Request: Reproduce the listing verbatim.

--- START ---

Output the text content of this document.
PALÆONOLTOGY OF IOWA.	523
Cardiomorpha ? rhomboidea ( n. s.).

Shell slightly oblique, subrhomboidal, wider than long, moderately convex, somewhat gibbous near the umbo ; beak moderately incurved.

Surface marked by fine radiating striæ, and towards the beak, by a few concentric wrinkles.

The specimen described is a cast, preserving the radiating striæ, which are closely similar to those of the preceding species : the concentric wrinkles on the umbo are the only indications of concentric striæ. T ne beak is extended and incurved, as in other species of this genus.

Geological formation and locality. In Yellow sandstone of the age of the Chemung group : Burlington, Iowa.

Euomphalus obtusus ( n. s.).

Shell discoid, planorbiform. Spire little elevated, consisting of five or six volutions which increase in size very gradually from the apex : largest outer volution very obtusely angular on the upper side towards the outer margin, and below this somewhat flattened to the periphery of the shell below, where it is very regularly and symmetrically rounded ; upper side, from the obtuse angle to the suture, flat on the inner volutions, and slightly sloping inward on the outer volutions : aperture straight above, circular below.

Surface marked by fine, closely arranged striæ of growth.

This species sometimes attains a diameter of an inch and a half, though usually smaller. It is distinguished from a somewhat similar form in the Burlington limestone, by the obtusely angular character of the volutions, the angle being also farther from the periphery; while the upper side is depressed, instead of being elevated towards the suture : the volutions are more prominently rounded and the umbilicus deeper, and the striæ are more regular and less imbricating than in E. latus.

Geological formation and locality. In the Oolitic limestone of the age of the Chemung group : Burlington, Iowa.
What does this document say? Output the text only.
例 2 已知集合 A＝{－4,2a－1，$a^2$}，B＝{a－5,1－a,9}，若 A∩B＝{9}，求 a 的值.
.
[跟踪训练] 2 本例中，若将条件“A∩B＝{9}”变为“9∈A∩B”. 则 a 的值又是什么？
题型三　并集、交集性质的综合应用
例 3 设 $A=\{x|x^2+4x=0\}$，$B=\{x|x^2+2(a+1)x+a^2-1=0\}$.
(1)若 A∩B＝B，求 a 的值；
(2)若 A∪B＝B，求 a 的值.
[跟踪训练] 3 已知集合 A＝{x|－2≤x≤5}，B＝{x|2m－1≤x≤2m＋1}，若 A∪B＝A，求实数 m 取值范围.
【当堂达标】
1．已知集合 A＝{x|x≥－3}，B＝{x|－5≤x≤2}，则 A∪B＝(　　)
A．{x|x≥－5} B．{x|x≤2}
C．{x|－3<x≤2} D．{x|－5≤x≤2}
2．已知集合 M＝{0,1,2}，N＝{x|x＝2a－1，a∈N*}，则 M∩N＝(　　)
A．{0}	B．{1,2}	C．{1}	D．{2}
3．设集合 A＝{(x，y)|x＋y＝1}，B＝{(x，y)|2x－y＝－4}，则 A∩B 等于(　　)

--- END ---

Task answer:
Output the text content of this document.
PALÆONOLTOGY OF IOWA.	523
Cardiomorpha ? rhomboidea ( n. s.).

Shell slightly oblique, subrhomboidal, wider than long, moderately convex, somewhat gibbous near the umbo ; beak moderately incurved.

Surface marked by fine radiating striæ, and towards the beak, by a few concentric wrinkles.

The specimen described is a cast, preserving the radiating striæ, which are closely similar to those of the preceding species : the concentric wrinkles on the umbo are the only indications of concentric striæ. T ne beak is extended and incurved, as in other species of this genus.

Geological formation and locality. In Yellow sandstone of the age of the Chemung group : Burlington, Iowa.

Euomphalus obtusus ( n. s.).

Shell discoid, planorbiform. Spire little elevated, consisting of five or six volutions which increase in size very gradually from the apex : largest outer volution very obtusely angular on the upper side towards the outer margin, and below this somewhat flattened to the periphery of the shell below, where it is very regularly and symmetrically rounded ; upper side, from the obtuse angle to the suture, flat on the inner volutions, and slightly sloping inward on the outer volutions : aperture straight above, circular below.

Surface marked by fine, closely arranged striæ of growth.

This species sometimes attains a diameter of an inch and a half, though usually smaller. It is distinguished from a somewhat similar form in the Burlington limestone, by the obtusely angular character of the volutions, the angle being also farther from the periphery; while the upper side is depressed, instead of being elevated towards the suture : the volutions are more prominently rounded and the umbilicus deeper, and the striæ are more regular and less imbricating than in E. latus.

Geological formation and locality. In the Oolitic limestone of the age of the Chemung group : Burlington, Iowa.
What does this document say? Output the text only.
例 2 已知集合 A＝{－4,2a－1，$a^2$}，B＝{a－5,1－a,9}，若 A∩B＝{9}，求 a 的值.
.
[跟踪训练] 2 本例中，若将条件“A∩B＝{9}”变为“9∈A∩B”. 则 a 的值又是什么？
题型三　并集、交集性质的综合应用
例 3 设 $A=\{x|x^2+4x=0\}$，$B=\{x|x^2+2(a+1)x+a^2-1=0\}$.
(1)若 A∩B＝B，求 a 的值；
(2)若 A∪B＝B，求 a 的值.
[跟踪训练] 3 已知集合 A＝{x|－2≤x≤5}，B＝{x|2m－1≤x≤2m＋1}，若 A∪B＝A，求实数 m 取值范围.
【当堂达标】
1．已知集合 A＝{x|x≥－3}，B＝{x|－5≤x≤2}，则 A∪B＝(　　)
A．{x|x≥－5} B．{x|x≤2}
C．{x|－3<x≤2} D．{x|－5≤x≤2}
2．已知集合 M＝{0,1,2}，N＝{x|x＝2a－1，a∈N*}，则 M∩N＝(　　)
A．{0}	B．{1,2}	C．{1}	D．{2}
3．设集合 A＝{(x，y)|x＋y＝1}，B＝{(x，y)|2x－y＝－4}，则 A∩B 等于(　　)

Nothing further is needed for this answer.